Please write out the material that follows, exactly as it stands.

Recorded data
····················

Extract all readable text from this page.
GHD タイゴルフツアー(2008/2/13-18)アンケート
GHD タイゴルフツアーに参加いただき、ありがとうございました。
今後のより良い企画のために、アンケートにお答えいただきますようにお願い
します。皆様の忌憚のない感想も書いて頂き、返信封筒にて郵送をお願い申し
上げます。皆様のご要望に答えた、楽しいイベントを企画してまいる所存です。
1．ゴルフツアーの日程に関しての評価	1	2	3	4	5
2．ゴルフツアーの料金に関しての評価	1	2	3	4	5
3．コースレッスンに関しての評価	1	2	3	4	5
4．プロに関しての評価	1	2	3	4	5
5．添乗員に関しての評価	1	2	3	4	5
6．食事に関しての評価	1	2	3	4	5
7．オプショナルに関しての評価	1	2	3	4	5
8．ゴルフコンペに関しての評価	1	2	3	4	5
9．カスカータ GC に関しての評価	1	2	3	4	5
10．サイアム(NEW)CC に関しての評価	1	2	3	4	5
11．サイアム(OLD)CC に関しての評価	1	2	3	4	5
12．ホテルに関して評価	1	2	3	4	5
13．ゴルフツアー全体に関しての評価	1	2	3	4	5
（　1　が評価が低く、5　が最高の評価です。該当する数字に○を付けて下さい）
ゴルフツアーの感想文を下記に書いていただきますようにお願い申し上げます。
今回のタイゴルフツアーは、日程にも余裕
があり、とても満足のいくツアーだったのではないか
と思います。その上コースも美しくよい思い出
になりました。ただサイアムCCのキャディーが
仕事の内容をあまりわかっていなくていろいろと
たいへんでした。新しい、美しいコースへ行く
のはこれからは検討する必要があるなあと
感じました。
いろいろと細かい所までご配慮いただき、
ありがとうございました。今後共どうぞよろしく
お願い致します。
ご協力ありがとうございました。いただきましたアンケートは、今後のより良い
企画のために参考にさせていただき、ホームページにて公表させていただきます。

····················

The result:
Extract all readable text from this page.
GHD タイゴルフツアー(2008/2/13-18)アンケート
GHD タイゴルフツアーに参加いただき、ありがとうございました。
今後のより良い企画のために、アンケートにお答えいただきますようにお願い
します。皆様の忌憚のない感想も書いて頂き、返信封筒にて郵送をお願い申し
上げます。皆様のご要望に答えた、楽しいイベントを企画してまいる所存です。
1．ゴルフツアーの日程に関しての評価	1	2	3	4	5
2．ゴルフツアーの料金に関しての評価	1	2	3	4	5
3．コースレッスンに関しての評価	1	2	3	4	5
4．プロに関しての評価	1	2	3	4	5
5．添乗員に関しての評価	1	2	3	4	5
6．食事に関しての評価	1	2	3	4	5
7．オプショナルに関しての評価	1	2	3	4	5
8．ゴルフコンペに関しての評価	1	2	3	4	5
9．カスカータ GC に関しての評価	1	2	3	4	5
10．サイアム(NEW)CC に関しての評価	1	2	3	4	5
11．サイアム(OLD)CC に関しての評価	1	2	3	4	5
12．ホテルに関して評価	1	2	3	4	5
13．ゴルフツアー全体に関しての評価	1	2	3	4	5
（　1　が評価が低く、5　が最高の評価です。該当する数字に○を付けて下さい）
ゴルフツアーの感想文を下記に書いていただきますようにお願い申し上げます。
今回のタイゴルフツアーは、日程にも余裕
があり、とても満足のいくツアーだったのではないか
と思います。その上コースも美しくよい思い出
になりました。ただサイアムCCのキャディーが
仕事の内容をあまりわかっていなくていろいろと
たいへんでした。新しい、美しいコースへ行く
のはこれからは検討する必要があるなあと
感じました。
いろいろと細かい所までご配慮いただき、
ありがとうございました。今後共どうぞよろしく
お願い致します。
ご協力ありがとうございました。いただきましたアンケートは、今後のより良い
企画のために参考にさせていただき、ホームページにて公表させていただきます。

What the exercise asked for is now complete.